Exercise goal
Print all entries precisely as they are written.

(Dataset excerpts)
--- start ---
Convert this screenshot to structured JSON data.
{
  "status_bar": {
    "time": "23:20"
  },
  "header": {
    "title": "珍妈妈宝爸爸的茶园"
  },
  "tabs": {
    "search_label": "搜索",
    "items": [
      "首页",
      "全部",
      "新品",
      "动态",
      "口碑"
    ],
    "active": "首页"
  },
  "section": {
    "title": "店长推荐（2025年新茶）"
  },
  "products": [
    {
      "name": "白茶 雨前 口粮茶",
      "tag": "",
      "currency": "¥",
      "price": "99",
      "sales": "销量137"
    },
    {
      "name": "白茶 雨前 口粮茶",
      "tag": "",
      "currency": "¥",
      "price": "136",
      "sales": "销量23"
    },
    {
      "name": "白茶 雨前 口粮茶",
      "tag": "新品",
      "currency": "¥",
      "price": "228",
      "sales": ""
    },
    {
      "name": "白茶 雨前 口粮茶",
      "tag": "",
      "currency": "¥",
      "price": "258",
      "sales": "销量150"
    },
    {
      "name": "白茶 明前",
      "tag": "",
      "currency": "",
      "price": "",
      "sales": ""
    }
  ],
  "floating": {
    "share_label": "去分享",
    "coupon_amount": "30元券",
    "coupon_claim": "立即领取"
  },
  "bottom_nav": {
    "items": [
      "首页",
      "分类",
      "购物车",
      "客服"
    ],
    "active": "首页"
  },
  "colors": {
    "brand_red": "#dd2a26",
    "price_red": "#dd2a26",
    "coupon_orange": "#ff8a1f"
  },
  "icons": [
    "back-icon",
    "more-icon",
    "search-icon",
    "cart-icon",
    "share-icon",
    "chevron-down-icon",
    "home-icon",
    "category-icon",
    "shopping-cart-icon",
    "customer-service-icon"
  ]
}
--- end ---
Output below
Convert this screenshot to structured JSON data.
{
  "status_bar": {
    "time": "23:20"
  },
  "header": {
    "title": "珍妈妈宝爸爸的茶园"
  },
  "tabs": {
    "search_label": "搜索",
    "items": [
      "首页",
      "全部",
      "新品",
      "动态",
      "口碑"
    ],
    "active": "首页"
  },
  "section": {
    "title": "店长推荐（2025年新茶）"
  },
  "products": [
    {
      "name": "白茶 雨前 口粮茶",
      "tag": "",
      "currency": "¥",
      "price": "99",
      "sales": "销量137"
    },
    {
      "name": "白茶 雨前 口粮茶",
      "tag": "",
      "currency": "¥",
      "price": "136",
      "sales": "销量23"
    },
    {
      "name": "白茶 雨前 口粮茶",
      "tag": "新品",
      "currency": "¥",
      "price": "228",
      "sales": ""
    },
    {
      "name": "白茶 雨前 口粮茶",
      "tag": "",
      "currency": "¥",
      "price": "258",
      "sales": "销量150"
    },
    {
      "name": "白茶 明前",
      "tag": "",
      "currency": "",
      "price": "",
      "sales": ""
    }
  ],
  "floating": {
    "share_label": "去分享",
    "coupon_amount": "30元券",
    "coupon_claim": "立即领取"
  },
  "bottom_nav": {
    "items": [
      "首页",
      "分类",
      "购物车",
      "客服"
    ],
    "active": "首页"
  },
  "colors": {
    "brand_red": "#dd2a26",
    "price_red": "#dd2a26",
    "coupon_orange": "#ff8a1f"
  },
  "icons": [
    "back-icon",
    "more-icon",
    "search-icon",
    "cart-icon",
    "share-icon",
    "chevron-down-icon",
    "home-icon",
    "category-icon",
    "shopping-cart-icon",
    "customer-service-icon"
  ]
}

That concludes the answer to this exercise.